Stored dataset items
----------------

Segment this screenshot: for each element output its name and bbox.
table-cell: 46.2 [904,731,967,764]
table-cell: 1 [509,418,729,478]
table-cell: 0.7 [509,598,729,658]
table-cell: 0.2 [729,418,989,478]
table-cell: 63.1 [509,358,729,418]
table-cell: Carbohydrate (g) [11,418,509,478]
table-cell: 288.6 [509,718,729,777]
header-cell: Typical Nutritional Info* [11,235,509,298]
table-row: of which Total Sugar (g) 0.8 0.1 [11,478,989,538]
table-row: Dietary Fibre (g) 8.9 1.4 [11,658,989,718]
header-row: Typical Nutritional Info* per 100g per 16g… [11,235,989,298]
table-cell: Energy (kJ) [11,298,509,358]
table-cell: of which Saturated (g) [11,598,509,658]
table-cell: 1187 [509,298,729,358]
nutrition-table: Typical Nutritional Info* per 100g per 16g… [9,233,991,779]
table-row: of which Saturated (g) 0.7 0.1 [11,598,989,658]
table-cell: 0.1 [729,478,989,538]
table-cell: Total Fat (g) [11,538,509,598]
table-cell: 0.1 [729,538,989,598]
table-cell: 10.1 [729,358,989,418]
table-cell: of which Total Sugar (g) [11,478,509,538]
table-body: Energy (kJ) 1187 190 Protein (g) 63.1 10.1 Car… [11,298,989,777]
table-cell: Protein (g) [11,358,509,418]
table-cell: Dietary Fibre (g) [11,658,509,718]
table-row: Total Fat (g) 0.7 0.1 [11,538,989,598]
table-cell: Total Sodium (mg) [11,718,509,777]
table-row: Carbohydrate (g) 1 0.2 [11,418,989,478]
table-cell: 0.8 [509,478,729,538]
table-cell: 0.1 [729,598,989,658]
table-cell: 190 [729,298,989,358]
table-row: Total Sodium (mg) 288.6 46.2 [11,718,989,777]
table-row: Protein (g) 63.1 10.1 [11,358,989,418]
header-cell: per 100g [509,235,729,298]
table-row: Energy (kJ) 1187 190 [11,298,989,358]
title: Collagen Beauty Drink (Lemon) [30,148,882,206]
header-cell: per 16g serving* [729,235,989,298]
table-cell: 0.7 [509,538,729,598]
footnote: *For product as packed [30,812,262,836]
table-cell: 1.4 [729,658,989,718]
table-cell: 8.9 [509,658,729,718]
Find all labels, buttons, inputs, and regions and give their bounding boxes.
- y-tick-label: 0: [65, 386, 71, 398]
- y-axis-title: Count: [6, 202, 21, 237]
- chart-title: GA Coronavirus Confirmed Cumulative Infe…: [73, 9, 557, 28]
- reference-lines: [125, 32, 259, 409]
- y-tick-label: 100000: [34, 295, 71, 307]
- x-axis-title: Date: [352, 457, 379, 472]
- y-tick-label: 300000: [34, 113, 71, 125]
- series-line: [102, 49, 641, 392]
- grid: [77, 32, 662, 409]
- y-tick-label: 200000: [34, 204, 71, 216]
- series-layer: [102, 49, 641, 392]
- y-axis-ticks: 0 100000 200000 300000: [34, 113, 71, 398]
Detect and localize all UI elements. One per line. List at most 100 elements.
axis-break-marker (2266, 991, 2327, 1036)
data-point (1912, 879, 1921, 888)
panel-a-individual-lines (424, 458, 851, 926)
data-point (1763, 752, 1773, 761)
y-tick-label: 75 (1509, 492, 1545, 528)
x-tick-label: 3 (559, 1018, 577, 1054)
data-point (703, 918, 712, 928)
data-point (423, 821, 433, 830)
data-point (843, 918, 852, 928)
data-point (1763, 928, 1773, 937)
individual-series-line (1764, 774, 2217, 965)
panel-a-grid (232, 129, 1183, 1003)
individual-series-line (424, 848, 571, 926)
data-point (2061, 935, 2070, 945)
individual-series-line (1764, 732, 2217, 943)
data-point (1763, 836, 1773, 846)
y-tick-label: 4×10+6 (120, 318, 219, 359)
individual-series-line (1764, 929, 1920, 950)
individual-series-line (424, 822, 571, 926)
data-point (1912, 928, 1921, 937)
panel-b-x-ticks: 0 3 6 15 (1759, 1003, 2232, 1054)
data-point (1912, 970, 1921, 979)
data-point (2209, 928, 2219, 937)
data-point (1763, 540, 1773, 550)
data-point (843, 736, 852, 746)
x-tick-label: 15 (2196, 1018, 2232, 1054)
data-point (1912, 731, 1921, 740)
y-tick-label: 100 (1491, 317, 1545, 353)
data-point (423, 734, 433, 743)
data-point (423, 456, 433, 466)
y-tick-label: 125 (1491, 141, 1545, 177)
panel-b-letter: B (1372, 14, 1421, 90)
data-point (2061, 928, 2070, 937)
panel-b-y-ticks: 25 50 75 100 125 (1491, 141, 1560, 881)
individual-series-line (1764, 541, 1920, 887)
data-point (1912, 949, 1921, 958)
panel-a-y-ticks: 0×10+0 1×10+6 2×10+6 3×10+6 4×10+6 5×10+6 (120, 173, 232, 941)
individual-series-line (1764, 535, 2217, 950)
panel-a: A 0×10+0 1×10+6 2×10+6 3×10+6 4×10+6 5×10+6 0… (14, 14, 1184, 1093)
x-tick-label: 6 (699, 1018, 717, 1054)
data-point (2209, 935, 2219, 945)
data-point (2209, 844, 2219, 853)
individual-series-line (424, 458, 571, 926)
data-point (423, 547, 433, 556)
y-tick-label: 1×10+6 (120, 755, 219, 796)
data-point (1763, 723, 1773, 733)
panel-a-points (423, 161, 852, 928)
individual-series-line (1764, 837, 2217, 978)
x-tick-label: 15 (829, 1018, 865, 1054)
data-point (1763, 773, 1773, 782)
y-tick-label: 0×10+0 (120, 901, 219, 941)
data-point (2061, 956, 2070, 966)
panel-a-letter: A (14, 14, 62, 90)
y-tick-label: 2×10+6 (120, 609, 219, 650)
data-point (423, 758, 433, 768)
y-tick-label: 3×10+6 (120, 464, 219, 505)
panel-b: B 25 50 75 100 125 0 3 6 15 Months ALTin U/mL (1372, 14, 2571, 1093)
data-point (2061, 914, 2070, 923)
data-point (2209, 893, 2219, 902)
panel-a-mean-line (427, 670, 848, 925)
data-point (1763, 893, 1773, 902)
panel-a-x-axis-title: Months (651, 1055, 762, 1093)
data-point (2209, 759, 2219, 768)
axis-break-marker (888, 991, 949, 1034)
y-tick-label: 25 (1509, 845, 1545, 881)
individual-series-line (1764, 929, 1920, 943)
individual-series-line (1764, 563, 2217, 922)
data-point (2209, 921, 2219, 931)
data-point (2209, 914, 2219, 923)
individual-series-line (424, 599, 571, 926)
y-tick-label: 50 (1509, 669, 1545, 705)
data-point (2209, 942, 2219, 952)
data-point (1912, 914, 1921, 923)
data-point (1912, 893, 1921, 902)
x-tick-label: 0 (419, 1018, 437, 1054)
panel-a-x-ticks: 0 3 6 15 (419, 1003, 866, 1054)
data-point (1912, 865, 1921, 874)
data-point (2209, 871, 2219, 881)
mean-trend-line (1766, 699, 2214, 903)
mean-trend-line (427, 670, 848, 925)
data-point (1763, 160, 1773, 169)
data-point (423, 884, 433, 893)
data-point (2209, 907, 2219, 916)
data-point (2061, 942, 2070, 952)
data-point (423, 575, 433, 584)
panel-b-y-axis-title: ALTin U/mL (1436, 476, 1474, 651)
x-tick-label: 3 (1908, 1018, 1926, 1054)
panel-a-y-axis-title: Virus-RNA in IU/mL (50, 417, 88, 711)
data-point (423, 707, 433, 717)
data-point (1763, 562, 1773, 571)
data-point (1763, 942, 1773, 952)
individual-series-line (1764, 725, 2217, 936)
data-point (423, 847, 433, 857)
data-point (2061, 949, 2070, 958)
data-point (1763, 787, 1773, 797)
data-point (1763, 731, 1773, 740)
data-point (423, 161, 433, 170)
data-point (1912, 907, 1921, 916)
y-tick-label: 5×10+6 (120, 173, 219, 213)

----------------

Looking at the data, how many lines hold the string "title"? Reply with the number alone.

7